■ POLECENIE A:
Odpowiedz krótko na pytania dotyczące fragmentu strony.
(i) Jak, według pierwszego zdania, jeździ osoba pisząca?
(ii) Jakie kolory roweru podano jako idealny zestaw?
(iii) Ile czasu zajmuje dojazd do pracy, gdy omija się korki?

■ FRAGMENT STRONY:
────────

Ja jeżdżę typowo rekreacyjnie. Lubię, tylko musze się bardziej zmobilizować, żeby robić to regularnie.
Ściskam Cię mocno. Piękności, ach zachwycające :)
Kochana wiesz ja dziś przepadłam i teraz tylko o tym myśleć potrafię:) nie wiem czy Ty też tak masz, ale ja jak się na coś napalę to koniec… będę teraz robić wszystko, aby znaleźć ten idealny rower i go kupić… no bajka! :) mięta i biel + kosz :) zestaw jak dla mnie idealny.. i wiesz co? omijam wtedy wszystkie korki i jestem w pracy w 15 minut, a nie pół godziny do godziny… w zależności jak zakorkowane są ulice.. no i dla zdrowia! :) ruch to coś czego potrzebuję w tej chwili.

────────

Zebrane dane:

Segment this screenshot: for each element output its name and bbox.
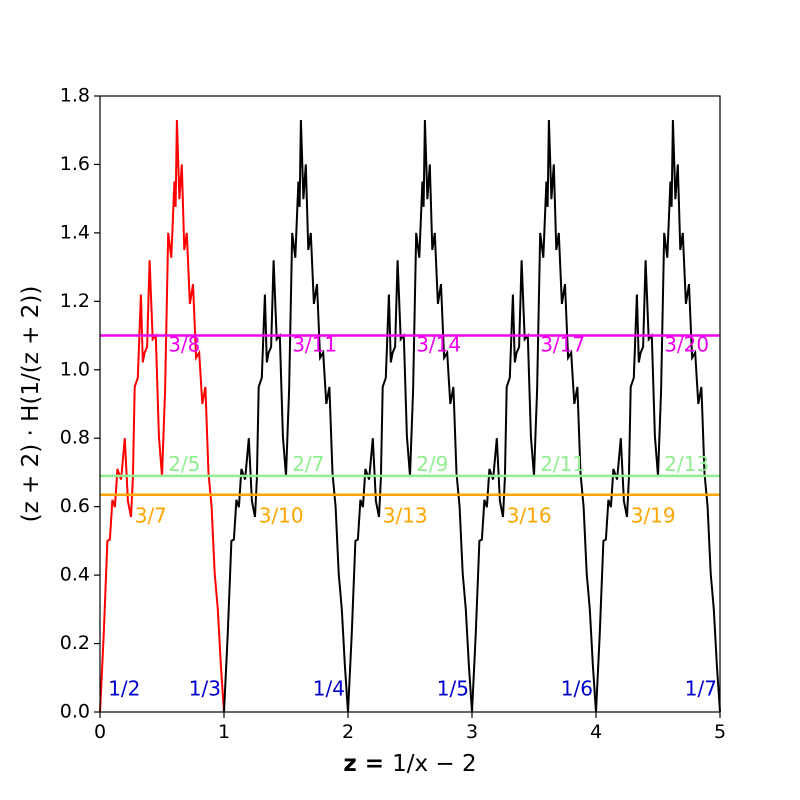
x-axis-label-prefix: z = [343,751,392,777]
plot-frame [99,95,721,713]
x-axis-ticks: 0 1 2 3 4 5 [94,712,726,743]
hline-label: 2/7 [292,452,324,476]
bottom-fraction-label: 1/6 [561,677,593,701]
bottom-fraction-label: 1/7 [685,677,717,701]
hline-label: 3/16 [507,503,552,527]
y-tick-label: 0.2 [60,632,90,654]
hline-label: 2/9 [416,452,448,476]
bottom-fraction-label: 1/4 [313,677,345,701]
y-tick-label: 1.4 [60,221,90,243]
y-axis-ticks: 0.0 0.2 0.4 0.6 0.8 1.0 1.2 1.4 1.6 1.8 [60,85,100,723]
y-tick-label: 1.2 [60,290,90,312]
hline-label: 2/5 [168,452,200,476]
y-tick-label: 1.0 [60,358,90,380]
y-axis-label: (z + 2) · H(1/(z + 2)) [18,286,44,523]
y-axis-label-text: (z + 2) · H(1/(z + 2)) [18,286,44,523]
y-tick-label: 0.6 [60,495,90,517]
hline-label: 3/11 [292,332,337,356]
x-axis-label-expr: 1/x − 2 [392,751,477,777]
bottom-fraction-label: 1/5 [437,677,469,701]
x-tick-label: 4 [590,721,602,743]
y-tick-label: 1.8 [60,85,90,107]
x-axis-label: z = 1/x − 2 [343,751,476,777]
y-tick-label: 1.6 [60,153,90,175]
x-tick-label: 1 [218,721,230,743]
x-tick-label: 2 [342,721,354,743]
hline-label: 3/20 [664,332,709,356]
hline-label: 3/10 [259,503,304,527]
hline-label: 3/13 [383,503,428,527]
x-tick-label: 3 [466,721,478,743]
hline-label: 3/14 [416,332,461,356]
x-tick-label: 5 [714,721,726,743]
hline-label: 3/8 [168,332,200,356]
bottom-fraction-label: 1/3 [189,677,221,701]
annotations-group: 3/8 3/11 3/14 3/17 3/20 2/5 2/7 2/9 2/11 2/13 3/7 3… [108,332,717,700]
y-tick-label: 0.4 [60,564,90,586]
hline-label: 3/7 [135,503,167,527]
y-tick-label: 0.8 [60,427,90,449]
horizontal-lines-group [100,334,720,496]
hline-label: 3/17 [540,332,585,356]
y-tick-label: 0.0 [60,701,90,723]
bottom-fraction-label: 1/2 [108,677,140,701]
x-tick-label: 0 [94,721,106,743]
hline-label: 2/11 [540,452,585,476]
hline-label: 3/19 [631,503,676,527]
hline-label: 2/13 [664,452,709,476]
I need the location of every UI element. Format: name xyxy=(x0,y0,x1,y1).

────────

■ POLECENIE B:
Powiel wiersze zebranych danych od wiersza z „x-axis-label-prefix: z = [343,751,392,777]” do wiersza z „hline-label: 3/11 [292,332,337,356]”, włącznie z oboma.

■ ROZWIĄZANIE A:
(i) Typowo rekreacyjnie.
(ii) Miętę i biel, a do tego kosz.
(iii) 15 minut.

■ ROZWIĄZANIE B:
x-axis-label-prefix: z = [343,751,392,777]
plot-frame [99,95,721,713]
x-axis-ticks: 0 1 2 3 4 5 [94,712,726,743]
hline-label: 2/7 [292,452,324,476]
bottom-fraction-label: 1/6 [561,677,593,701]
bottom-fraction-label: 1/7 [685,677,717,701]
hline-label: 3/16 [507,503,552,527]
y-tick-label: 0.2 [60,632,90,654]
hline-label: 2/9 [416,452,448,476]
bottom-fraction-label: 1/4 [313,677,345,701]
y-tick-label: 1.4 [60,221,90,243]
y-axis-ticks: 0.0 0.2 0.4 0.6 0.8 1.0 1.2 1.4 1.6 1.8 [60,85,100,723]
y-tick-label: 1.2 [60,290,90,312]
hline-label: 2/5 [168,452,200,476]
y-tick-label: 1.0 [60,358,90,380]
y-axis-label: (z + 2) · H(1/(z + 2)) [18,286,44,523]
y-axis-label-text: (z + 2) · H(1/(z + 2)) [18,286,44,523]
y-tick-label: 0.6 [60,495,90,517]
hline-label: 3/11 [292,332,337,356]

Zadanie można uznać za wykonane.